__Aim__.
Each line containing the word "Until" should be found and copied.

Dataset items
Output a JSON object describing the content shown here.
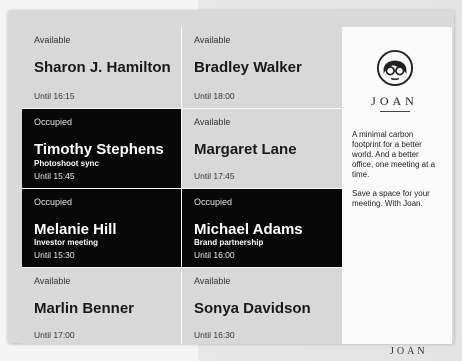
{
  "rooms": [
    {
      "status": "Available",
      "name": "Sharon J. Hamilton",
      "meeting": "",
      "until": "Until 16:15",
      "occupied": false
    },
    {
      "status": "Available",
      "name": "Bradley Walker",
      "meeting": "",
      "until": "Until 18:00",
      "occupied": false
    },
    {
      "status": "Occupied",
      "name": "Timothy Stephens",
      "meeting": "Photoshoot sync",
      "until": "Until 15:45",
      "occupied": true
    },
    {
      "status": "Available",
      "name": "Margaret Lane",
      "meeting": "",
      "until": "Until 17:45",
      "occupied": false
    },
    {
      "status": "Occupied",
      "name": "Melanie Hill",
      "meeting": "Investor meeting",
      "until": "Until 15:30",
      "occupied": true
    },
    {
      "status": "Occupied",
      "name": "Michael Adams",
      "meeting": "Brand partnership",
      "until": "Until 16:00",
      "occupied": true
    },
    {
      "status": "Available",
      "name": "Marlin Benner",
      "meeting": "",
      "until": "Until 17:00",
      "occupied": false
    },
    {
      "status": "Available",
      "name": "Sonya Davidson",
      "meeting": "",
      "until": "Until 16:30",
      "occupied": false
    }
  ],
  "info": {
    "logo_icon": "woman-with-glasses-icon",
    "brand": "JOAN",
    "tagline": "A minimal carbon footprint for a better world. And a better office, one meeting at a time.",
    "cta": "Save a space for your meeting. With Joan."
  },
  "footer": {
    "brand": "JOAN"
  },
  "colors": {
    "available_bg": "#d8d8d8",
    "occupied_bg": "#080808",
    "screen_bg": "#fafafa"
  }
}
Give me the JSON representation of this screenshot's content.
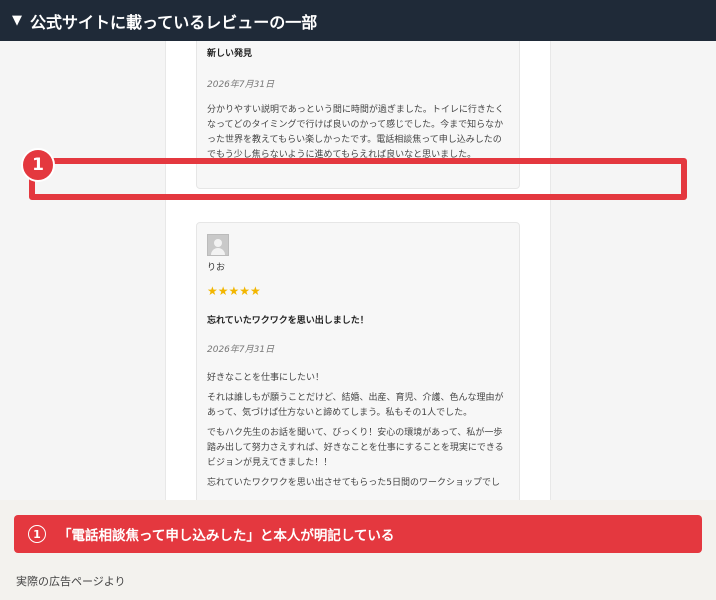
{
  "header": {
    "arrow": "▼",
    "title": "公式サイトに載っているレビューの一部"
  },
  "reviews": [
    {
      "title": "新しい発見",
      "date": "2026年7月31日",
      "body": [
        "分かりやすい説明であっという間に時間が過ぎました。トイレに行きたくなってどのタイミングで行けば良いのかって感じでした。今まで知らなかった世界を教えてもらい楽しかったです。電話相談焦って申し込みしたのでもう少し焦らないように進めてもらえれば良いなと思いました。"
      ]
    },
    {
      "name": "りお",
      "stars": "★★★★★",
      "rating": 5,
      "title": "忘れていたワクワクを思い出しました！",
      "date": "2026年7月31日",
      "body": [
        "好きなことを仕事にしたい！",
        "それは誰しもが願うことだけど、結婚、出産、育児、介護、色んな理由があって、気づけば仕方ないと諦めてしまう。私もその1人でした。",
        "でもハク先生のお話を聞いて、びっくり！安心の環境があって、私が一歩踏み出して努力さえすれば、好きなことを仕事にすることを現実にできるビジョンが見えてきました！！",
        "忘れていたワクワクを思い出させてもらった5日間のワークショップでし"
      ]
    }
  ],
  "annotation": {
    "badge": "1",
    "accent_color": "#e4383f"
  },
  "note": {
    "num": "①",
    "text": "「電話相談焦って申し込みした」と本人が明記している"
  },
  "source": "実際の広告ページより"
}
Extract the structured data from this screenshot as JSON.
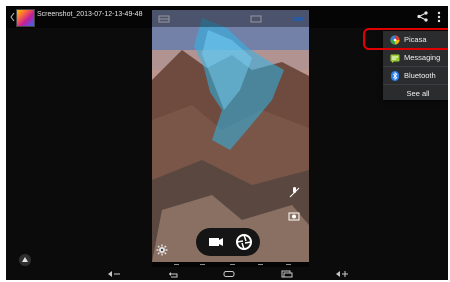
{
  "header": {
    "filename": "Screenshot_2013-07-12-13-49-48",
    "back_icon": "chevron-left-icon",
    "share_icon": "share-icon",
    "overflow_icon": "overflow-menu-icon"
  },
  "share_menu": {
    "items": [
      {
        "label": "Picasa",
        "icon": "picasa-icon"
      },
      {
        "label": "Messaging",
        "icon": "messaging-icon"
      },
      {
        "label": "Bluetooth",
        "icon": "bluetooth-icon"
      }
    ],
    "see_all_label": "See all",
    "highlight_color": "#e00000"
  },
  "camera_preview": {
    "top_icons": [
      "landscape-mode-icon",
      "crop-icon",
      "panorama-icon"
    ],
    "side_icons": [
      "microphone-off-icon",
      "exposure-icon"
    ],
    "settings_icon": "settings-gear-icon",
    "mode_buttons": [
      "video-camera-icon",
      "shutter-icon"
    ]
  },
  "navigation": {
    "icons": [
      "volume-down-icon",
      "back-icon",
      "home-icon",
      "recent-apps-icon",
      "volume-up-icon"
    ]
  },
  "bottom_left_icon": "gallery-badge-icon"
}
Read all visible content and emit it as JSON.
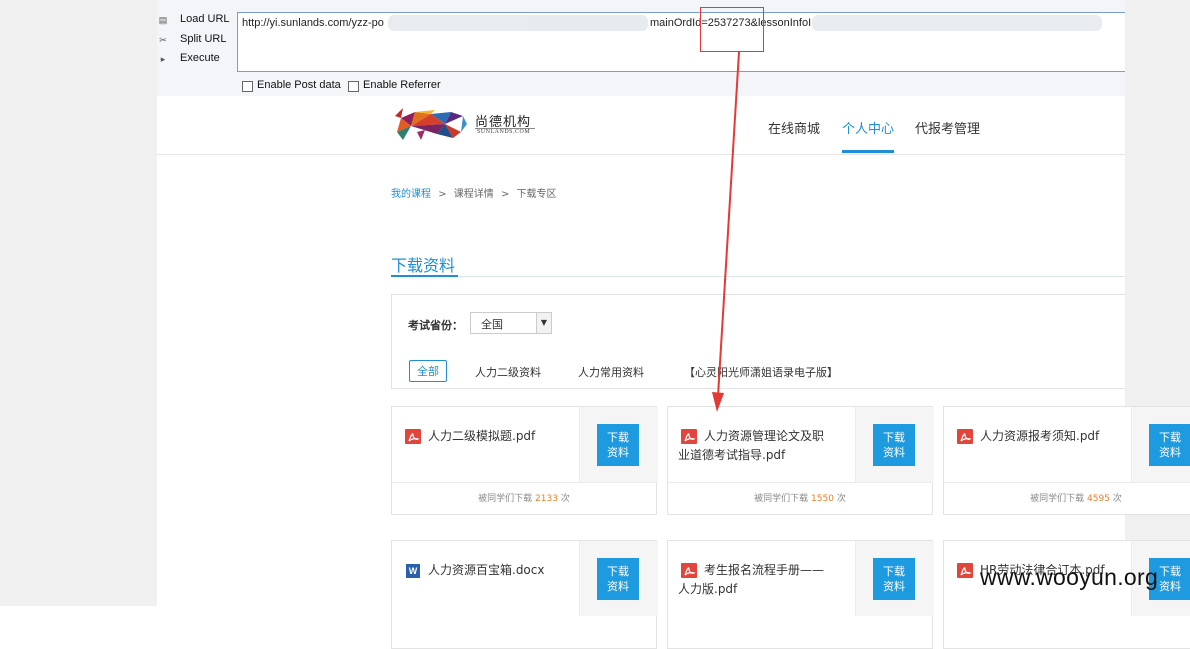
{
  "hackbar": {
    "buttons": [
      {
        "label": "Load URL",
        "icon": "load-url-icon"
      },
      {
        "label": "Split URL",
        "icon": "split-url-icon"
      },
      {
        "label": "Execute",
        "icon": "execute-icon"
      }
    ],
    "url_start": "http://yi.sunlands.com/yzz-po",
    "url_param": "mainOrdId=2537273&lessonInfoI",
    "checkboxes": [
      {
        "label": "Enable Post data",
        "checked": false
      },
      {
        "label": "Enable Referrer",
        "checked": false
      }
    ]
  },
  "site": {
    "logo_cn": "尚德机构",
    "logo_en": "SUNLANDS.COM",
    "nav": [
      {
        "label": "在线商城",
        "active": false
      },
      {
        "label": "个人中心",
        "active": true
      },
      {
        "label": "代报考管理",
        "active": false
      }
    ],
    "accent": "#1e8fd6"
  },
  "breadcrumb": {
    "items": [
      "我的课程",
      "课程详情",
      "下载专区"
    ],
    "separator": ">"
  },
  "section_title": "下载资料",
  "filter": {
    "province_label": "考试省份：",
    "province_value": "全国",
    "categories": [
      "全部",
      "人力二级资料",
      "人力常用资料",
      "【心灵阳光师潇姐语录电子版】"
    ]
  },
  "cards": [
    {
      "file": "人力二级模拟题.pdf",
      "type": "pdf-icon",
      "button": "下载\n资料",
      "count_prefix": "被同学们下载",
      "count": "2133",
      "count_suffix": "次"
    },
    {
      "file": "人力资源管理论文及职业道德考试指导.pdf",
      "type": "pdf-icon",
      "button": "下载\n资料",
      "count_prefix": "被同学们下载",
      "count": "1550",
      "count_suffix": "次"
    },
    {
      "file": "人力资源报考须知.pdf",
      "type": "pdf-icon",
      "button": "下载\n资料",
      "count_prefix": "被同学们下载",
      "count": "4595",
      "count_suffix": "次"
    },
    {
      "file": "人力资源百宝箱.docx",
      "type": "word-icon",
      "button": "下载\n资料"
    },
    {
      "file": "考生报名流程手册——人力版.pdf",
      "type": "pdf-icon",
      "button": "下载\n资料"
    },
    {
      "file": "HR劳动法律合订本.pdf",
      "type": "pdf-icon",
      "button": "下载\n资料"
    }
  ],
  "watermark": "www.wooyun.org"
}
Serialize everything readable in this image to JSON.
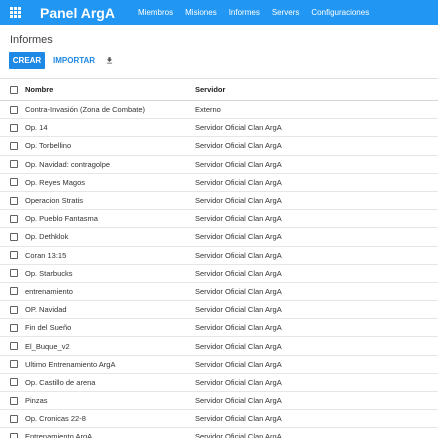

__Answer to the exercise__.
      "until": "Until 16:15",
      "until": "Until 18:00",
      "until": "Until 15:45",
      "until": "Until 17:45",
      "until": "Until 15:30",
      "until": "Until 16:00",
      "until": "Until 17:00",
      "until": "Until 16:30",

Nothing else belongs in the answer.